> [Records supplied]
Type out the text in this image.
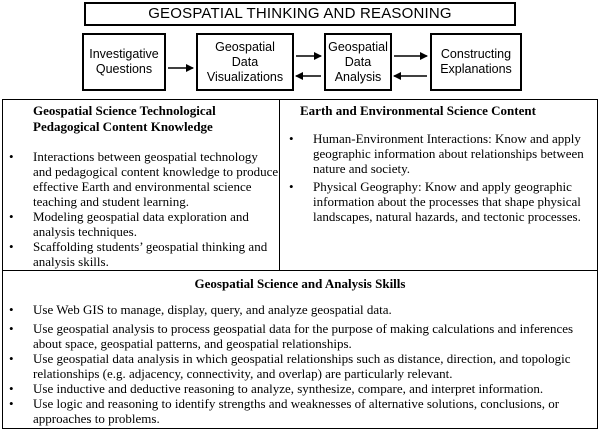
GEOSPATIAL THINKING AND REASONING
Investigative
Questions
Geospatial
Data
Visualizations
Geospatial
Data
Analysis
Constructing
Explanations
Geospatial Science Technological Pedagogical Content Knowledge
• Interactions between geospatial technology and pedagogical content knowledge to produce effective Earth and environmental science teaching and student learning.
• Modeling geospatial data exploration and analysis techniques.
• Scaffolding students’ geospatial thinking and analysis skills.
Earth and Environmental Science Content
• Human-Environment Interactions: Know and apply geographic information about relationships between nature and society.
• Physical Geography: Know and apply geographic information about the processes that shape physical landscapes, natural hazards, and tectonic processes.
Geospatial Science and Analysis Skills
• Use Web GIS to manage, display, query, and analyze geospatial data.
• Use geospatial analysis to process geospatial data for the purpose of making calculations and inferences about space, geospatial patterns, and geospatial relationships.
• Use geospatial data analysis in which geospatial relationships such as distance, direction, and topologic relationships (e.g. adjacency, connectivity, and overlap) are particularly relevant.
• Use inductive and deductive reasoning to analyze, synthesize, compare, and interpret information.
• Use logic and reasoning to identify strengths and weaknesses of alternative solutions, conclusions, or approaches to problems.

> [Problem to work on]
Will you restate every entry word for word and omit the images?

> [Reply to the task]
Type out the text in this image.
GEOSPATIAL THINKING AND REASONING
Investigative
Questions
Geospatial
Data
Visualizations
Geospatial
Data
Analysis
Constructing
Explanations
Geospatial Science Technological Pedagogical Content Knowledge
• Interactions between geospatial technology and pedagogical content knowledge to produce effective Earth and environmental science teaching and student learning.
• Modeling geospatial data exploration and analysis techniques.
• Scaffolding students’ geospatial thinking and analysis skills.
Earth and Environmental Science Content
• Human-Environment Interactions: Know and apply geographic information about relationships between nature and society.
• Physical Geography: Know and apply geographic information about the processes that shape physical landscapes, natural hazards, and tectonic processes.
Geospatial Science and Analysis Skills
• Use Web GIS to manage, display, query, and analyze geospatial data.
• Use geospatial analysis to process geospatial data for the purpose of making calculations and inferences about space, geospatial patterns, and geospatial relationships.
• Use geospatial data analysis in which geospatial relationships such as distance, direction, and topologic relationships (e.g. adjacency, connectivity, and overlap) are particularly relevant.
• Use inductive and deductive reasoning to analyze, synthesize, compare, and interpret information.
• Use logic and reasoning to identify strengths and weaknesses of alternative solutions, conclusions, or approaches to problems.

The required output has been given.